▶ [What to work on] Look for "goed" in each line of the entries, and return the matching lines.

Recorded data
━━━━━━━━━━━━━━━━
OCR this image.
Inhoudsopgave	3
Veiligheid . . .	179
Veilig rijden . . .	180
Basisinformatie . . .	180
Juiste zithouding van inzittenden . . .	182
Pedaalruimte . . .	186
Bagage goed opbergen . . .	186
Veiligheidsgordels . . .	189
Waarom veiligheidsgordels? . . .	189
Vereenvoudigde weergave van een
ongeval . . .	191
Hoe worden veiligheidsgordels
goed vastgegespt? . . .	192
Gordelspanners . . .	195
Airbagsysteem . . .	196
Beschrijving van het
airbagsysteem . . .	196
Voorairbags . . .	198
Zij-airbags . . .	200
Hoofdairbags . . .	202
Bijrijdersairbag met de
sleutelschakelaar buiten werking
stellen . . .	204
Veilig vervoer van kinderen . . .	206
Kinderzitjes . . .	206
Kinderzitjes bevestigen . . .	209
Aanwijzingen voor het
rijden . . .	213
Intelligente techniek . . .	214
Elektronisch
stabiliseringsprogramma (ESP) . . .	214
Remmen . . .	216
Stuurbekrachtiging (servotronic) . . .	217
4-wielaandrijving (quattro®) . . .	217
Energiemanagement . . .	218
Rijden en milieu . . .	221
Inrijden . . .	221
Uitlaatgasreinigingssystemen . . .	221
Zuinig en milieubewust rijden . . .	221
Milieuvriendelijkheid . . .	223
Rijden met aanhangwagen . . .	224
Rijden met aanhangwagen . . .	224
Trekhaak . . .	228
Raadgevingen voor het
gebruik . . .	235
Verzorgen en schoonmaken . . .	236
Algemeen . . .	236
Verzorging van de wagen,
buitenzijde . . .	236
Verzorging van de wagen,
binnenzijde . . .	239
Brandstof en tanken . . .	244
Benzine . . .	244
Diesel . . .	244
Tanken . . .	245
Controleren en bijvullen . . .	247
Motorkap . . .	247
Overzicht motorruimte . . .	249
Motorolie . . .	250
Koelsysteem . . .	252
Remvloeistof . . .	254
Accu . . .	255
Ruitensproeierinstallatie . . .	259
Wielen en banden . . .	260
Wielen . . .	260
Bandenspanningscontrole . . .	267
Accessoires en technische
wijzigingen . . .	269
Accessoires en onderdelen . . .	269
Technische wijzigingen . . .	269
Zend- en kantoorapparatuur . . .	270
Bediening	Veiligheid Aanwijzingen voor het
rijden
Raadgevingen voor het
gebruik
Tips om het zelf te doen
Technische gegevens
━━━━━━━━━━━━━━━━
▶ [Output below]
Bagage goed opbergen . . .	186
goed vastgegespt? . . .	192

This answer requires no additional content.